- [练习题组]:
1. 用两句话概括关于缺口聚物寡核苷酸核苷间键的权利要求节选。
2. 从末尾接着续写这段关于缺口聚物寡核苷酸核苷间键的权利要求节选。

38.根据权利要求7至37中任一项所述的缺口聚物寡核苷酸，其中区域G的核苷之间的核苷间键独立地选自硫代磷酸酯核苷间键和如权利要求1中定义的式(I)的二硫代磷酸酯核苷间键。

39.根据权利要求7至38中任一项所述的缺口聚物寡核苷酸，其中区域G的核苷之间的核苷间键包含0、1、2或3个如权利要求1中定义的式(I)的二硫代磷酸酯核苷间键，尤其0个式(I)的二硫代磷酸酯核苷间键。

40.根据权利要求1至39中任一项所述的缺口聚物寡核苷酸，其中剩余的核苷间键独立地选自硫代磷酸酯核苷间键、磷酸二酯核苷间键和如权利要求1中定义的式(I)的二硫代磷酸酯核苷间键。

41.根据权利要求7至40中任一项所述的缺口聚物寡核苷酸，其中区域F的核苷之间的核苷间键和区域F’的核苷之间的核苷间键独立地选自硫代磷酸酯核苷间键和如权利要求1中定义的式(I)的二硫代磷酸酯核苷间键。

- [数据摘录]:

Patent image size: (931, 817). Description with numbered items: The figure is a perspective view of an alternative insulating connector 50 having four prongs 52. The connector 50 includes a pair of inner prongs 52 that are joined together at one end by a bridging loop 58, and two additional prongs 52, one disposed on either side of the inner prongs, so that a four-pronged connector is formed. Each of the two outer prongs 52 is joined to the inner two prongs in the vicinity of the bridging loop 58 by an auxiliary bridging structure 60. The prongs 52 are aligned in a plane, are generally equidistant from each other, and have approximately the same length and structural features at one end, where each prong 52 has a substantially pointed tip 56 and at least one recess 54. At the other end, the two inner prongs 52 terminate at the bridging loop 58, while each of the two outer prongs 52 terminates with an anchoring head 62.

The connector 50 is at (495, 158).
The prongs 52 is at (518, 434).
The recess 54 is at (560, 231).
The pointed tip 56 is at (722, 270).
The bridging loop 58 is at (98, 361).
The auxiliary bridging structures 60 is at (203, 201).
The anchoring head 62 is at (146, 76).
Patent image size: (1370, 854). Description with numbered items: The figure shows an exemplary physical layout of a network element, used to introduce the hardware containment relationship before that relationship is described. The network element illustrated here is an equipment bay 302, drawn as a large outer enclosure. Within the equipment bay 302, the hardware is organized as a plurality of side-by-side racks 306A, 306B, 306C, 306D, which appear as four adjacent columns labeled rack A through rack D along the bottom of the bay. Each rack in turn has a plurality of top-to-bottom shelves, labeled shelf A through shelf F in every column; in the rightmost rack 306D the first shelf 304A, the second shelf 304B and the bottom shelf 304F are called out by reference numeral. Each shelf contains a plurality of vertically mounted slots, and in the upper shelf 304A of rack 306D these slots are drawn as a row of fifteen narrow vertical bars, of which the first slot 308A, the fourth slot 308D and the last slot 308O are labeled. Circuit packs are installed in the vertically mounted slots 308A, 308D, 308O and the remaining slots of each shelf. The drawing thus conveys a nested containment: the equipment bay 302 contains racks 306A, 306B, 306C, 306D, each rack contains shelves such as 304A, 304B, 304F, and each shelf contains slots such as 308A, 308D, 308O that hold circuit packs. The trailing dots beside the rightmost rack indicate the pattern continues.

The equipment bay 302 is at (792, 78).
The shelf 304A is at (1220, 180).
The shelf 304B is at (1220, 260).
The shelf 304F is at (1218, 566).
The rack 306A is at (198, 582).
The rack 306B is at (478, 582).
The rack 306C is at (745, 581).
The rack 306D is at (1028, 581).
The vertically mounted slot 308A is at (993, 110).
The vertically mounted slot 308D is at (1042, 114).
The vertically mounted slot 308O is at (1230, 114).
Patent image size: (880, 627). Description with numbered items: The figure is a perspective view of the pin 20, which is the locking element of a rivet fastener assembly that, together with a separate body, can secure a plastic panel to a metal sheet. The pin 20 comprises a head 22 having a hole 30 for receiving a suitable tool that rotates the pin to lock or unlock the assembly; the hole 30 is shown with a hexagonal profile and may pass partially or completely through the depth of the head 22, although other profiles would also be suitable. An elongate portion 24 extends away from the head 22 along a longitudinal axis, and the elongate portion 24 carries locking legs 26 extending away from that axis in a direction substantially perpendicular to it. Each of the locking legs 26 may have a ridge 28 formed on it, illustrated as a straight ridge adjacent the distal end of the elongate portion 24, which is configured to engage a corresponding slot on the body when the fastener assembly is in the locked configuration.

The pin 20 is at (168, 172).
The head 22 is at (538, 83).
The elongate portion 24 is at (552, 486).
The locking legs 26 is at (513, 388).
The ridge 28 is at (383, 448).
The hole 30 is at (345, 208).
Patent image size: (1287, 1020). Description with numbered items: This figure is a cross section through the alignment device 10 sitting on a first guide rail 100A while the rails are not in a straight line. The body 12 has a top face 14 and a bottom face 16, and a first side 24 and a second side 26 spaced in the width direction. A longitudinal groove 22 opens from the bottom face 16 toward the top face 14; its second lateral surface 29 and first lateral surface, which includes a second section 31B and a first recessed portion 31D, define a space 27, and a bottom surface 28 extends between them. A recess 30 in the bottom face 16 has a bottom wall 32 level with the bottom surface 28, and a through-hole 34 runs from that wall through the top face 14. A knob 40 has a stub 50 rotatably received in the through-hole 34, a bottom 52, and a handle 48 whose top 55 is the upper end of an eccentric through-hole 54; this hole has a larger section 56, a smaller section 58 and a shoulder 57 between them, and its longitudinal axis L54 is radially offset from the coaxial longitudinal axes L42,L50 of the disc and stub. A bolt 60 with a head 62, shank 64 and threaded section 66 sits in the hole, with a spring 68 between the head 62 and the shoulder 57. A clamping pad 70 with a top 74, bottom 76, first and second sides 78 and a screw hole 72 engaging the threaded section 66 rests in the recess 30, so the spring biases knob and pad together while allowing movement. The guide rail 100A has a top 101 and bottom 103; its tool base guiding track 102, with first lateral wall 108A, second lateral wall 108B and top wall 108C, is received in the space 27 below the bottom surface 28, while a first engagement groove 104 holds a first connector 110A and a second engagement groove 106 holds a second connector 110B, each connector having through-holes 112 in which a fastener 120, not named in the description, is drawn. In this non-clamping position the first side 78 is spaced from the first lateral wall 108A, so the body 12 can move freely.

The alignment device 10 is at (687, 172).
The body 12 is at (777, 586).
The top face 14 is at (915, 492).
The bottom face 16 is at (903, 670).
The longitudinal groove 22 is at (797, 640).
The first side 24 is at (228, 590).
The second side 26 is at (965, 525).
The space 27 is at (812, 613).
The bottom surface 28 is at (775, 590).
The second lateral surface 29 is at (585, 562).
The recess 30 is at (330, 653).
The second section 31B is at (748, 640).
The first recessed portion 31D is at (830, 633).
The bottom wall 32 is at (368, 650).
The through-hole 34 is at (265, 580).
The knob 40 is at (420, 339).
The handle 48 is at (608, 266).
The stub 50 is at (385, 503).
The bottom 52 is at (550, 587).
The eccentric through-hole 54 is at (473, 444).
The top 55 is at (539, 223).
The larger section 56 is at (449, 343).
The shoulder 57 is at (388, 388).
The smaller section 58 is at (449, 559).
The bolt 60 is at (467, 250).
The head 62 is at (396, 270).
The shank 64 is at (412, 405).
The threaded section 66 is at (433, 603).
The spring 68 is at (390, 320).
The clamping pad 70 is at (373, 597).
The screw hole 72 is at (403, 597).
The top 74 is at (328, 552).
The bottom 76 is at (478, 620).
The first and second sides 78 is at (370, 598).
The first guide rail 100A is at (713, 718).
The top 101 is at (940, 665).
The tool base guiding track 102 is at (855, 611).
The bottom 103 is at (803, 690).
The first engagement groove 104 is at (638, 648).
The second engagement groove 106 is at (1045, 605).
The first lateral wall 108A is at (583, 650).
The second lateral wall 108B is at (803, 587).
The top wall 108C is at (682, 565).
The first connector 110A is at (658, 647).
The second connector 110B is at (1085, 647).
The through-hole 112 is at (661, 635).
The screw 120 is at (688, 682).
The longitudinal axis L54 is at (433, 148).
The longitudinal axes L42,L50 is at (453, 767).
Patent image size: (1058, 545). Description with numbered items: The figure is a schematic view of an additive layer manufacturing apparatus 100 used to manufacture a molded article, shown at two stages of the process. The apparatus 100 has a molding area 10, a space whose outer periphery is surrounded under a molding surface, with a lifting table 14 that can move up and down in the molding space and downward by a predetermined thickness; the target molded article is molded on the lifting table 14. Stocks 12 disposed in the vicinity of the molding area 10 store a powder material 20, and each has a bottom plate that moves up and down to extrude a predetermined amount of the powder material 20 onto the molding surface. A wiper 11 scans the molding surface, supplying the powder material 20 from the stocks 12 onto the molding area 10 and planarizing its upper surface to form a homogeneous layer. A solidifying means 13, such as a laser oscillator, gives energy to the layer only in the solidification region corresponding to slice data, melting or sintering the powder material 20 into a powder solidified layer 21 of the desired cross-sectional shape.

- [各题答案]:
1. 根据权利要求38和41，区域G的核苷之间的核苷间键，以及区域F和区域F'各自核苷之间的核苷间键，独立地选自硫代磷酸酯核苷间键和权利要求1中定义的式(I)的二硫代磷酸酯核苷间键。权利要求39规定区域G的核苷之间包含0、1、2或3个式(I)的二硫代磷酸酯核苷间键，尤其是0个；权利要求40规定剩余的核苷间键独立地选自硫代磷酸酯核苷间键、磷酸二酯核苷间键和式(I)的二硫代磷酸酯核苷间键。

2.
42.根据权利要求7至41中任一项所述的缺口聚物寡核苷酸，其中每个侧翼区F和F’独立地包含1、2、3、4、5、6或7个如权利要求1中定义的式(I)的二硫代磷酸酯核苷间键。

43.根据权利要求7至42中任一项所述的缺口聚物寡核苷酸，其中侧翼区F和/或F’的全部核苷间键均是如权利要求1中定义的式(I)的二硫代磷酸酯核苷间键。

44.根据权利要求1至43中任一项所述的缺口聚物寡核苷酸，其中缺口聚物寡核苷酸包含至少一个定义了立构的核苷间键，如至少一个定义了立构的硫代磷酸酯核苷间键。

45.根据权利要求1至44中任一项所述的缺口聚物寡核苷酸，其中缺口区包含1、2、3、4或5个定义了立构的硫代磷酸酯核苷间键。

46.根据权利要求1至45中任一项所述的缺口聚物寡核苷酸，其中缺口区的核苷之间的全部核苷间键均是定义了立构的硫代磷酸酯核苷间键。

47.根据权利要求7至46中任一项所述的缺口聚物寡核苷酸，其中至少一个式(IA)或(IB)的二硫代磷酸酯核苷间键位于区域F的核苷之间，或位于区域F’的核苷之间，或位于区域F和区域G之间，或位于区域G和区域F’之间，并且在区域F和区域F’内部、在区域F和区域G之间和在区域G和区域F’之间的剩余核苷间键独立地选自定义了立构的硫代磷酸酯核苷间键、立构无规核苷间键、式(IA)或(IB)的二硫代磷酸酯核苷间键和磷酸二酯核苷间键。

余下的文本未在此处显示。